* Dataset items *
━━━━
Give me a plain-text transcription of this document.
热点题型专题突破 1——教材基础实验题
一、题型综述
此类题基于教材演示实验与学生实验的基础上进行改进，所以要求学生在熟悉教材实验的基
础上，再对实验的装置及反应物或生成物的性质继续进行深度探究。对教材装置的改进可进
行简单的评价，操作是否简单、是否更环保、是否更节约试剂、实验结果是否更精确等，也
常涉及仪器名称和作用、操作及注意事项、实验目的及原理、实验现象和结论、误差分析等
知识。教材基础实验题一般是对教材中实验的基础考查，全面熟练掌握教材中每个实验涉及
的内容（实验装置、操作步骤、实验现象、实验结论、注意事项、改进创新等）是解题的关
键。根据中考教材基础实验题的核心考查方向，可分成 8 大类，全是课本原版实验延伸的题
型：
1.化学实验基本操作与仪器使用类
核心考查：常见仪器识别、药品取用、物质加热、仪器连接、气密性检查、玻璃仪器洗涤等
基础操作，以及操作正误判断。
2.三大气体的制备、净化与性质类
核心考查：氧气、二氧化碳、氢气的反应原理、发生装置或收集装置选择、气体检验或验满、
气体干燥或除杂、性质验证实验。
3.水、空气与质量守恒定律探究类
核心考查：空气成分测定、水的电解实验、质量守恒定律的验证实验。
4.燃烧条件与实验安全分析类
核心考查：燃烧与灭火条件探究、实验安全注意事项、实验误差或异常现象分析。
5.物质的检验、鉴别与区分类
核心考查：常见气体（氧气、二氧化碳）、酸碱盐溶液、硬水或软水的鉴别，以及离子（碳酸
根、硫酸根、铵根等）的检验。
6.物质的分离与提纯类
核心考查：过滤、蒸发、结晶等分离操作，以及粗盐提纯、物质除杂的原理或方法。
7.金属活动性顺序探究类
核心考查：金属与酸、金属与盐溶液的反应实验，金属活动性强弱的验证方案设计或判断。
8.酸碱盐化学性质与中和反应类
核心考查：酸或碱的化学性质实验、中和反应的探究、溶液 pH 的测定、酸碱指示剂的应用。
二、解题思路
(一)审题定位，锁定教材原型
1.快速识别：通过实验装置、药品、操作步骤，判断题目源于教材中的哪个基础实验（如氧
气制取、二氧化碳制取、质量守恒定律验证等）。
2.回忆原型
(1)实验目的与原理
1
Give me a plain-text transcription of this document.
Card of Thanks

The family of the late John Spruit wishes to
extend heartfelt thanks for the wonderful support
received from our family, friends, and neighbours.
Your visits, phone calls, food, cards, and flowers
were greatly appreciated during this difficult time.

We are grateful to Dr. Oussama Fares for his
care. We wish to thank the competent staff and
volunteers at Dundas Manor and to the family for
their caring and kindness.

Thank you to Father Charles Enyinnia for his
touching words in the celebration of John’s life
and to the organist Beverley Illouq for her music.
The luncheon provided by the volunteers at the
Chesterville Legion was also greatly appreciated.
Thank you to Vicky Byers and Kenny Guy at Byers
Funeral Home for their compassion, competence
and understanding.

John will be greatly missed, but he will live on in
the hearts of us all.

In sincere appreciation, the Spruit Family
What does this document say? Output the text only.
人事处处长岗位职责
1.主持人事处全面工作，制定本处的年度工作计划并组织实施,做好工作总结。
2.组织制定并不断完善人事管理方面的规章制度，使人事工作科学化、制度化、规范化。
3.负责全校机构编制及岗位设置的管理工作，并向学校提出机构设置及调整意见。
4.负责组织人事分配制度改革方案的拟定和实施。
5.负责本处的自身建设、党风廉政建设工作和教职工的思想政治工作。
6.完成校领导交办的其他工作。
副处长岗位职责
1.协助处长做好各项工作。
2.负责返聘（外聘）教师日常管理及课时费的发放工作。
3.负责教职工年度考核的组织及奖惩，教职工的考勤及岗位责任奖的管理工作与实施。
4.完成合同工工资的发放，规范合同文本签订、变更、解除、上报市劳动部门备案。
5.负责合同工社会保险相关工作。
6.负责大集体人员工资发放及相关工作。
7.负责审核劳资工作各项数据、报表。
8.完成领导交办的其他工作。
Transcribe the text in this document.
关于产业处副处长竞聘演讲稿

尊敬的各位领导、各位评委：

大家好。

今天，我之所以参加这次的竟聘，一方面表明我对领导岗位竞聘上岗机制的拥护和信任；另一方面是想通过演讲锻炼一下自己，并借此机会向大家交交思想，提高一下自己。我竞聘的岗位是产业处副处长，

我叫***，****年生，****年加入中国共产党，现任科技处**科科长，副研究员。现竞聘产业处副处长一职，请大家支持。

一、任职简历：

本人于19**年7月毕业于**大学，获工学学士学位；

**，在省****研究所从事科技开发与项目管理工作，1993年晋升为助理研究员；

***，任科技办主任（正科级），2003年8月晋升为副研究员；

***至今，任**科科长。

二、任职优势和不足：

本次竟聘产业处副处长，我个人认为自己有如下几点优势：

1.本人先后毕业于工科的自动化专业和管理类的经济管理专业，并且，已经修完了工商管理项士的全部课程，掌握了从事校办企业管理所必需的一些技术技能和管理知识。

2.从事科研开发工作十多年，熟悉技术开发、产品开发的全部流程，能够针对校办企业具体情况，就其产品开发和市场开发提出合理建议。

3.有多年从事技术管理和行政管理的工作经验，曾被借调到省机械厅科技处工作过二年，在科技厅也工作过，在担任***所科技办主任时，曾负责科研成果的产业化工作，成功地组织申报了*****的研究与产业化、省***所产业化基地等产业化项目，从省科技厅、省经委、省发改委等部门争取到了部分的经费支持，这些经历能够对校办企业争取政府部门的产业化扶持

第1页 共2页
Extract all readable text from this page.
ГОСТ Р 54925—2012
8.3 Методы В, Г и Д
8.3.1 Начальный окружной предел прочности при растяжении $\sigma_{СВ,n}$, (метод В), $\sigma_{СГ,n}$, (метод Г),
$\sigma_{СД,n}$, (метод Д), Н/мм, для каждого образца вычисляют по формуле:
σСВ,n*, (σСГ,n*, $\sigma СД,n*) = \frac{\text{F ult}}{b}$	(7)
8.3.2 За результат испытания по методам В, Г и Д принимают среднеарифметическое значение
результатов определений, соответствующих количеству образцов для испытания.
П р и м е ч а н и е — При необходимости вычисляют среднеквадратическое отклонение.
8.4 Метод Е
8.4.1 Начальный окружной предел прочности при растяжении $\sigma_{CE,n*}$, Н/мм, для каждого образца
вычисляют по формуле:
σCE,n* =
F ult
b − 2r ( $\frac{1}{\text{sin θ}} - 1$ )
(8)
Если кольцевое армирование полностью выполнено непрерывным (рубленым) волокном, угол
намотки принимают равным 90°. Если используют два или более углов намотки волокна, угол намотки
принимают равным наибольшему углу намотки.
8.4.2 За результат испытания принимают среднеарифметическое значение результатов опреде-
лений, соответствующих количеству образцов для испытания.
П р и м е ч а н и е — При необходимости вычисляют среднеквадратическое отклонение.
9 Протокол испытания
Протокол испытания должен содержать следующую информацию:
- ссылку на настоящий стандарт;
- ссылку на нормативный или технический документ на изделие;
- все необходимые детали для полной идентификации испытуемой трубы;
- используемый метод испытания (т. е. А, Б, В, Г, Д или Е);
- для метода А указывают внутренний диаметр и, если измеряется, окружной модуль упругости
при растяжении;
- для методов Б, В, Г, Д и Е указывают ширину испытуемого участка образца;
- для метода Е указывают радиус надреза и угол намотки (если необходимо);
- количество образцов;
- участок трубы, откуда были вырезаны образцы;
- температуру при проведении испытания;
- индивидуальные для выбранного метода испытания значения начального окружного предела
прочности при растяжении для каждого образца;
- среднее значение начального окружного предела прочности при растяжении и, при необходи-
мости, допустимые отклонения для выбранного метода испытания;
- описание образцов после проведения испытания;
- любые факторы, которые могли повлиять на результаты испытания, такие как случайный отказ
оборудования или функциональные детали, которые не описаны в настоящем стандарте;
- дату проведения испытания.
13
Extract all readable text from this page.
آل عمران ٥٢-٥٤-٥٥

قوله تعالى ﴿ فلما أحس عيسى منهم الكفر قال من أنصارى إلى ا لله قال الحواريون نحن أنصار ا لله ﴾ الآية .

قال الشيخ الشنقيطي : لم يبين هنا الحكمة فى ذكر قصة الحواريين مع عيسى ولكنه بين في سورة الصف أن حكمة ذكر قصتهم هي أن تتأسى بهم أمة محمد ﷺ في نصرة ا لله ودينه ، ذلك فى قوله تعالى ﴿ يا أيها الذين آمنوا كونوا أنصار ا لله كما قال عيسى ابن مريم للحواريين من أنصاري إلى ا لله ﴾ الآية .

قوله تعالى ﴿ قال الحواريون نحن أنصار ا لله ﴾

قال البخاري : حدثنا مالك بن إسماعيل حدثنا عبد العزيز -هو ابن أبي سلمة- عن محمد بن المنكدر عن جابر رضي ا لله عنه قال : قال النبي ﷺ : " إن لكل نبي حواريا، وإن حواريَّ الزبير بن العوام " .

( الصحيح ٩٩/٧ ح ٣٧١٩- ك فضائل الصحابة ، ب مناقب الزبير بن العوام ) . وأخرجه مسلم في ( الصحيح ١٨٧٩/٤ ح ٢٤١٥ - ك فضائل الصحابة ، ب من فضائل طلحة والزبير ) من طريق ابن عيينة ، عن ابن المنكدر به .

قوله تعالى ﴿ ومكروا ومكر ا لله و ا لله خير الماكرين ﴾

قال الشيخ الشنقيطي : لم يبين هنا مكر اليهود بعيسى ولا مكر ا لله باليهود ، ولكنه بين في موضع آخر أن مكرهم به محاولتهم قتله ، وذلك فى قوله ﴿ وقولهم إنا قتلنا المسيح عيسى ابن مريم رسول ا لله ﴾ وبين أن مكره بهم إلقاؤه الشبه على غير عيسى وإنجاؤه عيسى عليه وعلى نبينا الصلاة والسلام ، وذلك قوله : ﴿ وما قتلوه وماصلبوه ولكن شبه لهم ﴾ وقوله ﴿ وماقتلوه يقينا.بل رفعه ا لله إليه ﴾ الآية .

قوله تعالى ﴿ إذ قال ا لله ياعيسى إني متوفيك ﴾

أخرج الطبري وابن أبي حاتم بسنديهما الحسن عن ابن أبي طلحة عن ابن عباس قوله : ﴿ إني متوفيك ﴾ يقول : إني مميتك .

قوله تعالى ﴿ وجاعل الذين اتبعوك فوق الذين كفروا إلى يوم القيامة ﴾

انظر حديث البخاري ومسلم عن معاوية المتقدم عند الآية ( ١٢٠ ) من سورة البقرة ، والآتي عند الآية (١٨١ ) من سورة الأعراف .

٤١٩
━━━━
* Aim *
Locate all lines holding the word "детали", then copy them out.

* Output below *
- все необходимые детали для полной идентификации испытуемой трубы;
оборудования или функциональные детали, которые не описаны в настоящем стандарте;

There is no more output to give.